Search the listing below for the string "consecuencias" and show each line that contains it.
# start of Material for this task
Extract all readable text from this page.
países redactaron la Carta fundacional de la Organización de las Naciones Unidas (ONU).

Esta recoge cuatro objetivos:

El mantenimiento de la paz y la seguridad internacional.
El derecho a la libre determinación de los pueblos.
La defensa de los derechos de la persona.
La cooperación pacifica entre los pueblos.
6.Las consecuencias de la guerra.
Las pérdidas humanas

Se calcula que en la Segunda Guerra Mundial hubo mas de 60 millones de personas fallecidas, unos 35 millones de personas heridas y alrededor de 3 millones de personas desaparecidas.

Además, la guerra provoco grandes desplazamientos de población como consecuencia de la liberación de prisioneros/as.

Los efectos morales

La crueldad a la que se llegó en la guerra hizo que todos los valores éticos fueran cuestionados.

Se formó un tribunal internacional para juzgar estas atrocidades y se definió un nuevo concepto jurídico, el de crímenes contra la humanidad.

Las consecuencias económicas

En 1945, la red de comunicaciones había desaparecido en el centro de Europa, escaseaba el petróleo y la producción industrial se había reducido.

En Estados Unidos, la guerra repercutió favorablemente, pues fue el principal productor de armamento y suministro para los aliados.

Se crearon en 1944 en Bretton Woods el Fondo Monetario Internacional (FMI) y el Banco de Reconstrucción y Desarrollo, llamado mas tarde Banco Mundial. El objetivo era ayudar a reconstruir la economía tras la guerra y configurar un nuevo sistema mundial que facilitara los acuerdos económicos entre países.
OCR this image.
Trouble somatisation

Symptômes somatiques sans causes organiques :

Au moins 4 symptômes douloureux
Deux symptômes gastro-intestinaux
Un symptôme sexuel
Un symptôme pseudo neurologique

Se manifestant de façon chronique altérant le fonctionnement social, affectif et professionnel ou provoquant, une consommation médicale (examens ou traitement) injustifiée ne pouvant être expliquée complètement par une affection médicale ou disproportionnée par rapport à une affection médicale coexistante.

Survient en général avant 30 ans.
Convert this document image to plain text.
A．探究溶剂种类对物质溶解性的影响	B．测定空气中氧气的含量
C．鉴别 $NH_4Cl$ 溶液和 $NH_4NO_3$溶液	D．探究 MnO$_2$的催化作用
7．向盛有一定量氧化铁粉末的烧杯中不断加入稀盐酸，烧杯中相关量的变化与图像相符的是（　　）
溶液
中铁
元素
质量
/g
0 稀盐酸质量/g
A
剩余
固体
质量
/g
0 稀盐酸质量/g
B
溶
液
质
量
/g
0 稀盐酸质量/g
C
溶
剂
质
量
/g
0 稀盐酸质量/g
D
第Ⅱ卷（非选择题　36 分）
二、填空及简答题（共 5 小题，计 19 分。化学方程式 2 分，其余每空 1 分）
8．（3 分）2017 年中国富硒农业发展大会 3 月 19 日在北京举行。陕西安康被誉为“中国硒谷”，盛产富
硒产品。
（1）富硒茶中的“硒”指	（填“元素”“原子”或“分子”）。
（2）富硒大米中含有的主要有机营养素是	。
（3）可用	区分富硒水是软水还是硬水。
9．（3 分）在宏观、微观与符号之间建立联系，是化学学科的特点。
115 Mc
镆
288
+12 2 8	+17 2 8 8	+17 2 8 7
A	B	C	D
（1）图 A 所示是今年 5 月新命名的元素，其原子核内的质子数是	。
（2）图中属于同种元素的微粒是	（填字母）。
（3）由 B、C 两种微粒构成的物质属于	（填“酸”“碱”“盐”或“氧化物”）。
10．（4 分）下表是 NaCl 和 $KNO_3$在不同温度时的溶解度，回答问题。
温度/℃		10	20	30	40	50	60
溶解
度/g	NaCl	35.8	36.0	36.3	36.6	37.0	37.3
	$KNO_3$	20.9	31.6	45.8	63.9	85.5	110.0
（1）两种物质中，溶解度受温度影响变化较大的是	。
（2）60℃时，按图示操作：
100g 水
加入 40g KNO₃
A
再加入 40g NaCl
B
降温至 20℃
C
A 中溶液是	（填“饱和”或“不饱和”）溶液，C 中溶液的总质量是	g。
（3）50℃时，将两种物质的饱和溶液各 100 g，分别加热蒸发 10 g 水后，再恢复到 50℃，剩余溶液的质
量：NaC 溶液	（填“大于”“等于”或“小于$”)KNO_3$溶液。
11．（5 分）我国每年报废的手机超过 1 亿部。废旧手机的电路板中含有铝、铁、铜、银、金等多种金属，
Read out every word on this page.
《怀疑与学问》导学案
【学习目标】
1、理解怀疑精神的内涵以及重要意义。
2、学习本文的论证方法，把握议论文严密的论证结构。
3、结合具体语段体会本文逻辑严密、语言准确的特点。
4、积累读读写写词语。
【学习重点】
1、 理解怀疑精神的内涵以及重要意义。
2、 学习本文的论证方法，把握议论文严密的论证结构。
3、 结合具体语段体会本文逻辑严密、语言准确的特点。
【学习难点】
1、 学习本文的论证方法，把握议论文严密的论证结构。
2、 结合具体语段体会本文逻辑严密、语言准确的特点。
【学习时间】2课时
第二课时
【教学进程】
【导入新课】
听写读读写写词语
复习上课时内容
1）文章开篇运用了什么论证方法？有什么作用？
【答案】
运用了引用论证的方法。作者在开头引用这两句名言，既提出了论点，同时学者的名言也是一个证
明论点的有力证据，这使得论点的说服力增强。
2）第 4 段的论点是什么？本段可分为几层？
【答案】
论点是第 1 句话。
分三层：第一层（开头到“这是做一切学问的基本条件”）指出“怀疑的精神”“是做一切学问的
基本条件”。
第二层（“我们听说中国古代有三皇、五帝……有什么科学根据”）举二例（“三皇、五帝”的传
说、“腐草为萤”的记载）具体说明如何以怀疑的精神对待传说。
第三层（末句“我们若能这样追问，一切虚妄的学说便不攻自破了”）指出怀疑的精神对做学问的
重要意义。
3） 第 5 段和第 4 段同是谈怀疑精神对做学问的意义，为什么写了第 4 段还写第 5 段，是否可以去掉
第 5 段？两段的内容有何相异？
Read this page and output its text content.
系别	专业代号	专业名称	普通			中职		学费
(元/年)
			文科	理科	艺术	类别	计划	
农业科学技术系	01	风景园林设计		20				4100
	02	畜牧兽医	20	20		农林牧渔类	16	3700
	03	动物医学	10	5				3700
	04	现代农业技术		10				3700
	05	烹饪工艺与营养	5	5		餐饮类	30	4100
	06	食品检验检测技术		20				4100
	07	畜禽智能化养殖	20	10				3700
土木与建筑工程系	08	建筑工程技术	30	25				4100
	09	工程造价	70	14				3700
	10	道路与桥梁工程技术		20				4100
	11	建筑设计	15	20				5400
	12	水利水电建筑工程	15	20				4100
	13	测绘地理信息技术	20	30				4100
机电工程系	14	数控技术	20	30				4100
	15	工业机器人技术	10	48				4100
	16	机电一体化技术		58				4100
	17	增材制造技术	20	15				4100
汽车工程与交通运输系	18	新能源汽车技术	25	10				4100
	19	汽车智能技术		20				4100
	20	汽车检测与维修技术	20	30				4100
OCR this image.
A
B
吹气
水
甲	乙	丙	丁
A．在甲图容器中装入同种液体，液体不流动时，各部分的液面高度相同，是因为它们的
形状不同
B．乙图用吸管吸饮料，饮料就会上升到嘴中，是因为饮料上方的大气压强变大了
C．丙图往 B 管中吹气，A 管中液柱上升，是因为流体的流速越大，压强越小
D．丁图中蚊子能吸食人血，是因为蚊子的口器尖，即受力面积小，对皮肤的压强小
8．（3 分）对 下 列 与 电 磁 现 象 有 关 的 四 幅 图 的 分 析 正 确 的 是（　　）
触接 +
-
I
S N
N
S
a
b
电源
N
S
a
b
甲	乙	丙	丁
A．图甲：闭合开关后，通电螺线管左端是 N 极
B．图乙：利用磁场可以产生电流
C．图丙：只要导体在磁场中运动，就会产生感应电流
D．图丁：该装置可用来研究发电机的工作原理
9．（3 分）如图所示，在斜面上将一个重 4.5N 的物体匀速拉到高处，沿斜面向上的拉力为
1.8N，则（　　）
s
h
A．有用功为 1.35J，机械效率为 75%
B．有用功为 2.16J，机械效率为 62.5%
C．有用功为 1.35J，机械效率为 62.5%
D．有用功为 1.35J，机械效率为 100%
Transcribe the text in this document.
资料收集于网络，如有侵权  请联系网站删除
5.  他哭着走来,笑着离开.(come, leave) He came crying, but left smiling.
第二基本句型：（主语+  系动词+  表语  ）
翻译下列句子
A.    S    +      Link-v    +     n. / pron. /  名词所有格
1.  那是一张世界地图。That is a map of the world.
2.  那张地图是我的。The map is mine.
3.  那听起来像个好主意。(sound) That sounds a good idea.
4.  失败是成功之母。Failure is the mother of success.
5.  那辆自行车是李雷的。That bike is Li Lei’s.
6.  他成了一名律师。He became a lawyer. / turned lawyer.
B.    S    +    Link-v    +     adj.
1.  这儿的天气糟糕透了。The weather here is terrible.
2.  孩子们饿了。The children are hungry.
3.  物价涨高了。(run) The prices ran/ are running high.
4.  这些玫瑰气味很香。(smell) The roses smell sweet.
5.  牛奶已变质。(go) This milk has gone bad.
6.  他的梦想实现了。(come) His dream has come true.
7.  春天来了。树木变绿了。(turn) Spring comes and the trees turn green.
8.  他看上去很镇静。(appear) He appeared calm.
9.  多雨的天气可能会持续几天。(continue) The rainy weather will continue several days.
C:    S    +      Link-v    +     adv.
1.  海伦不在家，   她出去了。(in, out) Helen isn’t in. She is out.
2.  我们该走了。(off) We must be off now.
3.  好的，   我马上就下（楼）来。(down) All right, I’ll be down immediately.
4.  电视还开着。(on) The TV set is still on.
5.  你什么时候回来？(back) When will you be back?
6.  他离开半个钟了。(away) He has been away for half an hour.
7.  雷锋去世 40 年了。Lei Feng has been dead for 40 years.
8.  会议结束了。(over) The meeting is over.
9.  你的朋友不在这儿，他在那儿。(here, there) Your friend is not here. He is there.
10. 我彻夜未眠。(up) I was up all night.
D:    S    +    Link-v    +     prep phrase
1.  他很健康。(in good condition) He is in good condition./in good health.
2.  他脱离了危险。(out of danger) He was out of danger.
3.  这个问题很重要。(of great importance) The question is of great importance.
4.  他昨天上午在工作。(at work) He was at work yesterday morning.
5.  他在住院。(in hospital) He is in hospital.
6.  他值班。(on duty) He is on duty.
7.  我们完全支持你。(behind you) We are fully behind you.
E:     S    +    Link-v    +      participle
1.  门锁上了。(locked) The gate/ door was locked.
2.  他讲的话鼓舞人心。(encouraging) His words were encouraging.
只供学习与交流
# end of Material for this task
Answer in full:
6.Las consecuencias de la guerra.
Las consecuencias económicas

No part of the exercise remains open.